[Stored entries]

* start *

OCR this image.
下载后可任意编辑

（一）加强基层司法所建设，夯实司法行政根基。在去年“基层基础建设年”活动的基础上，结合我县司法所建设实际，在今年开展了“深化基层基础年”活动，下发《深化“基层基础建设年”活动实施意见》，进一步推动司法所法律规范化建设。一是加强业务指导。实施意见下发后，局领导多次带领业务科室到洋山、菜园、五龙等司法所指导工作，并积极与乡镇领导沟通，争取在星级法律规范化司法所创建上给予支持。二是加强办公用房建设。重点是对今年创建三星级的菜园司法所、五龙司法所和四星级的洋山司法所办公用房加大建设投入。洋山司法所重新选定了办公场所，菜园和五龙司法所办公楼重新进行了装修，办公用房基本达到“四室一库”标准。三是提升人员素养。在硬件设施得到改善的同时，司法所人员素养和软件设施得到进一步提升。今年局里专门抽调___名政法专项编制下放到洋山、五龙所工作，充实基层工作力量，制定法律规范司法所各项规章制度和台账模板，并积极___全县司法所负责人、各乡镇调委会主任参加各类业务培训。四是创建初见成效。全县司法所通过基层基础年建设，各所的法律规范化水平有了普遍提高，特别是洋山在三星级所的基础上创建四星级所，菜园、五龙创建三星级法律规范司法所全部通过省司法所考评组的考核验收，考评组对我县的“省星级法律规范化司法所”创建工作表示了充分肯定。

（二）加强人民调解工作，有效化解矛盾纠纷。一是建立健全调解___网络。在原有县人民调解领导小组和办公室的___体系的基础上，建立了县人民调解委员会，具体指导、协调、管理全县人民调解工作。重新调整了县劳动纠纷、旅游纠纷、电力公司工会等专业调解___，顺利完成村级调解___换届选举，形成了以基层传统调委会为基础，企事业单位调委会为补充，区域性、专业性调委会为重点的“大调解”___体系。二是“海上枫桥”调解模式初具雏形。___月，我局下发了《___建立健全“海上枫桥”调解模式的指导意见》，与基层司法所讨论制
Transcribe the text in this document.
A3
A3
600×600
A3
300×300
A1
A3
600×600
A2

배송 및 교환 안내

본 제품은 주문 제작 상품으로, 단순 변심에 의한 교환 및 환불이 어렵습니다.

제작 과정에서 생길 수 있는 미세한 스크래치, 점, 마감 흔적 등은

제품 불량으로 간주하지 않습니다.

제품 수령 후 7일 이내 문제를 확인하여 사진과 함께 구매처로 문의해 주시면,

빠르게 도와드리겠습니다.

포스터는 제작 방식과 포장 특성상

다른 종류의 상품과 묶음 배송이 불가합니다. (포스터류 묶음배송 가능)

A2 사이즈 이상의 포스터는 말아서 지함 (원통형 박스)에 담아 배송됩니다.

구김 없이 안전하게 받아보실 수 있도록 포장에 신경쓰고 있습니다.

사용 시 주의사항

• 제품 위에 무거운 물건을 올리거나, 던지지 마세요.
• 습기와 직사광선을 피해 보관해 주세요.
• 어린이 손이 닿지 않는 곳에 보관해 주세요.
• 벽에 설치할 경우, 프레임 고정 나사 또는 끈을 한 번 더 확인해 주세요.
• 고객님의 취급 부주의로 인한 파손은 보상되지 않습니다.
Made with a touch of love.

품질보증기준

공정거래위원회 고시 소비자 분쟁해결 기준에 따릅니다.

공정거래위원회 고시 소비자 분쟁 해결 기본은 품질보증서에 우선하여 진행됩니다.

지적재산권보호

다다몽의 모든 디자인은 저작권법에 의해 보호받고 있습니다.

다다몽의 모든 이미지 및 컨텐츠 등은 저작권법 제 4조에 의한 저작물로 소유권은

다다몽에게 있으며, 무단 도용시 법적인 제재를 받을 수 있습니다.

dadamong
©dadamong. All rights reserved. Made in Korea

* end *

GIVEN REQUEST — Repeat the listing in full, keeping every line exactly as it is.

ANSWER —
OCR this image.
下载后可任意编辑

（一）加强基层司法所建设，夯实司法行政根基。在去年“基层基础建设年”活动的基础上，结合我县司法所建设实际，在今年开展了“深化基层基础年”活动，下发《深化“基层基础建设年”活动实施意见》，进一步推动司法所法律规范化建设。一是加强业务指导。实施意见下发后，局领导多次带领业务科室到洋山、菜园、五龙等司法所指导工作，并积极与乡镇领导沟通，争取在星级法律规范化司法所创建上给予支持。二是加强办公用房建设。重点是对今年创建三星级的菜园司法所、五龙司法所和四星级的洋山司法所办公用房加大建设投入。洋山司法所重新选定了办公场所，菜园和五龙司法所办公楼重新进行了装修，办公用房基本达到“四室一库”标准。三是提升人员素养。在硬件设施得到改善的同时，司法所人员素养和软件设施得到进一步提升。今年局里专门抽调___名政法专项编制下放到洋山、五龙所工作，充实基层工作力量，制定法律规范司法所各项规章制度和台账模板，并积极___全县司法所负责人、各乡镇调委会主任参加各类业务培训。四是创建初见成效。全县司法所通过基层基础年建设，各所的法律规范化水平有了普遍提高，特别是洋山在三星级所的基础上创建四星级所，菜园、五龙创建三星级法律规范司法所全部通过省司法所考评组的考核验收，考评组对我县的“省星级法律规范化司法所”创建工作表示了充分肯定。

（二）加强人民调解工作，有效化解矛盾纠纷。一是建立健全调解___网络。在原有县人民调解领导小组和办公室的___体系的基础上，建立了县人民调解委员会，具体指导、协调、管理全县人民调解工作。重新调整了县劳动纠纷、旅游纠纷、电力公司工会等专业调解___，顺利完成村级调解___换届选举，形成了以基层传统调委会为基础，企事业单位调委会为补充，区域性、专业性调委会为重点的“大调解”___体系。二是“海上枫桥”调解模式初具雏形。___月，我局下发了《___建立健全“海上枫桥”调解模式的指导意见》，与基层司法所讨论制
Transcribe the text in this document.
A3
A3
600×600
A3
300×300
A1
A3
600×600
A2

배송 및 교환 안내

본 제품은 주문 제작 상품으로, 단순 변심에 의한 교환 및 환불이 어렵습니다.

제작 과정에서 생길 수 있는 미세한 스크래치, 점, 마감 흔적 등은

제품 불량으로 간주하지 않습니다.

제품 수령 후 7일 이내 문제를 확인하여 사진과 함께 구매처로 문의해 주시면,

빠르게 도와드리겠습니다.

포스터는 제작 방식과 포장 특성상

다른 종류의 상품과 묶음 배송이 불가합니다. (포스터류 묶음배송 가능)

A2 사이즈 이상의 포스터는 말아서 지함 (원통형 박스)에 담아 배송됩니다.

구김 없이 안전하게 받아보실 수 있도록 포장에 신경쓰고 있습니다.

사용 시 주의사항

• 제품 위에 무거운 물건을 올리거나, 던지지 마세요.
• 습기와 직사광선을 피해 보관해 주세요.
• 어린이 손이 닿지 않는 곳에 보관해 주세요.
• 벽에 설치할 경우, 프레임 고정 나사 또는 끈을 한 번 더 확인해 주세요.
• 고객님의 취급 부주의로 인한 파손은 보상되지 않습니다.
Made with a touch of love.

품질보증기준

공정거래위원회 고시 소비자 분쟁해결 기준에 따릅니다.

공정거래위원회 고시 소비자 분쟁 해결 기본은 품질보증서에 우선하여 진행됩니다.

지적재산권보호

다다몽의 모든 디자인은 저작권법에 의해 보호받고 있습니다.

다다몽의 모든 이미지 및 컨텐츠 등은 저작권법 제 4조에 의한 저작물로 소유권은

다다몽에게 있으며, 무단 도용시 법적인 제재를 받을 수 있습니다.

dadamong
©dadamong. All rights reserved. Made in Korea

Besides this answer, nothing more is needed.